PROBLEM TO SOLVE ::
Reproduce each line exactly.

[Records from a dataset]
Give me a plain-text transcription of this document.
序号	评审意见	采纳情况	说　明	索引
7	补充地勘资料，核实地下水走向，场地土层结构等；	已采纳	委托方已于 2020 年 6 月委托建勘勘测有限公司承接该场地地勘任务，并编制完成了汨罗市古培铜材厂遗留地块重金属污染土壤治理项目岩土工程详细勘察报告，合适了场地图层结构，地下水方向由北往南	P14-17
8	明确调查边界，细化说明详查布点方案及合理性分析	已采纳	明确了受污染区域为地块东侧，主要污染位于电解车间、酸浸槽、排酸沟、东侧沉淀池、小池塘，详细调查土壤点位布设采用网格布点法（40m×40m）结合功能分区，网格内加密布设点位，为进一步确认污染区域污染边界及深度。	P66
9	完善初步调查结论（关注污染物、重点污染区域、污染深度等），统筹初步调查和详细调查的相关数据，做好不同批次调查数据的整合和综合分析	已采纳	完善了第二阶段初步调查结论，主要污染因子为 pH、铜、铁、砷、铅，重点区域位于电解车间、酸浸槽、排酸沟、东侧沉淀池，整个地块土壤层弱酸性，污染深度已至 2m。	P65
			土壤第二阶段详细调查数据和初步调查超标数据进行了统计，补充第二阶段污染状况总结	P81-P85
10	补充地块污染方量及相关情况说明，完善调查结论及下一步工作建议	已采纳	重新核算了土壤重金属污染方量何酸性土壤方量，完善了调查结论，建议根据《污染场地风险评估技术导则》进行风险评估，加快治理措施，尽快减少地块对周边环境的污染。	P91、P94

EXERCISE SOLUTION ::
Give me a plain-text transcription of this document.
序号	评审意见	采纳情况	说　明	索引
7	补充地勘资料，核实地下水走向，场地土层结构等；	已采纳	委托方已于 2020 年 6 月委托建勘勘测有限公司承接该场地地勘任务，并编制完成了汨罗市古培铜材厂遗留地块重金属污染土壤治理项目岩土工程详细勘察报告，合适了场地图层结构，地下水方向由北往南	P14-17
8	明确调查边界，细化说明详查布点方案及合理性分析	已采纳	明确了受污染区域为地块东侧，主要污染位于电解车间、酸浸槽、排酸沟、东侧沉淀池、小池塘，详细调查土壤点位布设采用网格布点法（40m×40m）结合功能分区，网格内加密布设点位，为进一步确认污染区域污染边界及深度。	P66
9	完善初步调查结论（关注污染物、重点污染区域、污染深度等），统筹初步调查和详细调查的相关数据，做好不同批次调查数据的整合和综合分析	已采纳	完善了第二阶段初步调查结论，主要污染因子为 pH、铜、铁、砷、铅，重点区域位于电解车间、酸浸槽、排酸沟、东侧沉淀池，整个地块土壤层弱酸性，污染深度已至 2m。	P65
			土壤第二阶段详细调查数据和初步调查超标数据进行了统计，补充第二阶段污染状况总结	P81-P85
10	补充地块污染方量及相关情况说明，完善调查结论及下一步工作建议	已采纳	重新核算了土壤重金属污染方量何酸性土壤方量，完善了调查结论，建议根据《污染场地风险评估技术导则》进行风险评估，加快治理措施，尽快减少地块对周边环境的污染。	P91、P94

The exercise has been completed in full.